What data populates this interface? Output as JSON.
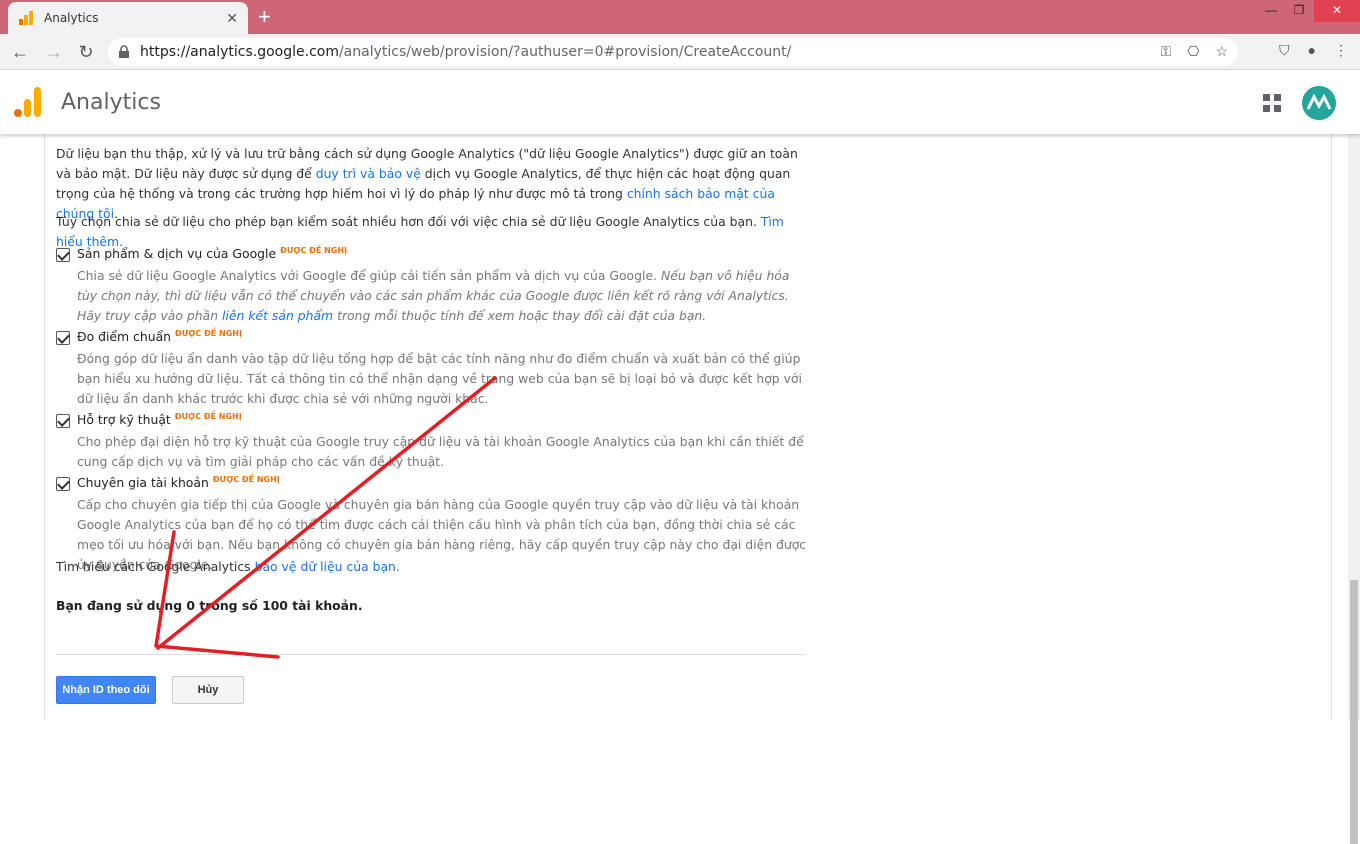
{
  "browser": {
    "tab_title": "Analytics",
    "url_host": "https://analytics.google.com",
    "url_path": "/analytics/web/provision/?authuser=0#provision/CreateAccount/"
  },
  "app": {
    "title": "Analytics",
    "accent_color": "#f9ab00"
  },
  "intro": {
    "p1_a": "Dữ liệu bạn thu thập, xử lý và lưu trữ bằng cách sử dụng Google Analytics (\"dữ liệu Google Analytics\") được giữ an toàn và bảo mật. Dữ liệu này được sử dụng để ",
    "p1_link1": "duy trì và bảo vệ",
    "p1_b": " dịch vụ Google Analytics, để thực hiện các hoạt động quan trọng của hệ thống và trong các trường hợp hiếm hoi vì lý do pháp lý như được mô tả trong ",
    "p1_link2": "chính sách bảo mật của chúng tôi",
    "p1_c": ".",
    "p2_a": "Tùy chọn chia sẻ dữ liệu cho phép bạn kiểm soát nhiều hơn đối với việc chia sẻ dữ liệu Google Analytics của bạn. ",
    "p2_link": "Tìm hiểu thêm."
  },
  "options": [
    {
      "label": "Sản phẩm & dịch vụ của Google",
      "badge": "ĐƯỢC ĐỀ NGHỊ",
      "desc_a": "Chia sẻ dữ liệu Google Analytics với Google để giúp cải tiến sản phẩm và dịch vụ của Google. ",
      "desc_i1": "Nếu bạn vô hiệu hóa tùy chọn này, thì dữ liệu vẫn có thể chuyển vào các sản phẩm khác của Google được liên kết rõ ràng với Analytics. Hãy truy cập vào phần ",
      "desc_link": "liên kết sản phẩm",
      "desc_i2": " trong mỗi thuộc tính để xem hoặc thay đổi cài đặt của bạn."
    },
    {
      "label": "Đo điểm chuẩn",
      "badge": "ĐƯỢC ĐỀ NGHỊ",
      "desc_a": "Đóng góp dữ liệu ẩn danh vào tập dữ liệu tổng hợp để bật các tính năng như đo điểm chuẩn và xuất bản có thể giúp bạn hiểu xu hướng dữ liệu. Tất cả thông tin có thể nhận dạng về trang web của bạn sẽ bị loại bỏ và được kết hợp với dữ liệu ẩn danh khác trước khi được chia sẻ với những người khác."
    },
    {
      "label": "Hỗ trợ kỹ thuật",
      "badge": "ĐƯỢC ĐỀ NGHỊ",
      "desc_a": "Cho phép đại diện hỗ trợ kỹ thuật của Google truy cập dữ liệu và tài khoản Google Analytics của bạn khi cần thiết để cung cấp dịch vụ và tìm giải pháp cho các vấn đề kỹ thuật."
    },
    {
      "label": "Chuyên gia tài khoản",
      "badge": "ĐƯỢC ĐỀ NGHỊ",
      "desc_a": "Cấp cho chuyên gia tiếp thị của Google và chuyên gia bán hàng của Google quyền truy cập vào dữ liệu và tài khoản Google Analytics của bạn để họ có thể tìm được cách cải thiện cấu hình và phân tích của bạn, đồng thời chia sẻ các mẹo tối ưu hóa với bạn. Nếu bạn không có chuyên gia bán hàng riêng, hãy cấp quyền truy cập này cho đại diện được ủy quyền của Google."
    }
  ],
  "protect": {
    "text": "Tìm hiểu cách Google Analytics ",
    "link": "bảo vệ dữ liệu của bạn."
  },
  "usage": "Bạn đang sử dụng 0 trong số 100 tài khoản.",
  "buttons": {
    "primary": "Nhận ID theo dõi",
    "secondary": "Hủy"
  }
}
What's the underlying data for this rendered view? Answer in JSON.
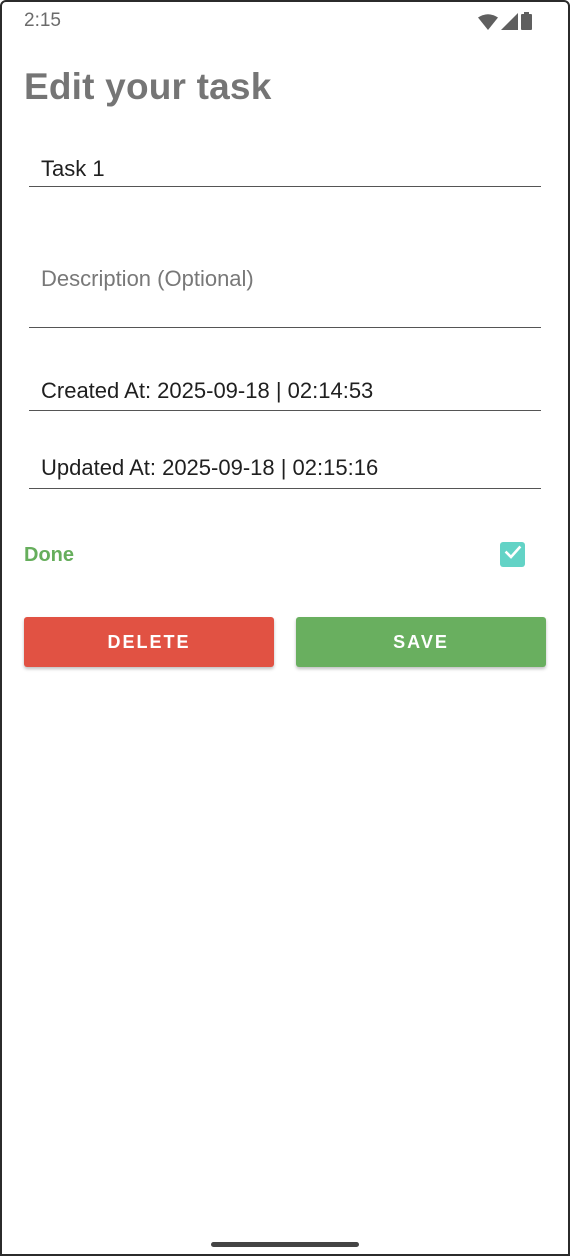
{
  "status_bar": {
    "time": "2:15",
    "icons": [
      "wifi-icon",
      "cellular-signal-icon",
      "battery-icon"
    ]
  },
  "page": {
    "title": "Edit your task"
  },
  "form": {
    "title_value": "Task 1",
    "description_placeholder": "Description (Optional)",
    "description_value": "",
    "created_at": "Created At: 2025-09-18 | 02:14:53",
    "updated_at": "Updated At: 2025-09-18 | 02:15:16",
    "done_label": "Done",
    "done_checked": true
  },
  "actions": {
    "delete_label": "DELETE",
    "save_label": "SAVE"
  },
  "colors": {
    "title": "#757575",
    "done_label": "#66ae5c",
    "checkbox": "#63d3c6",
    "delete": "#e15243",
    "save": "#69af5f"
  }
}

========

WHAT THE TASK REQUIRES> Find every line that includes the string "pháp". Report how many there are and nothing else.

TASK RESPONSE> 2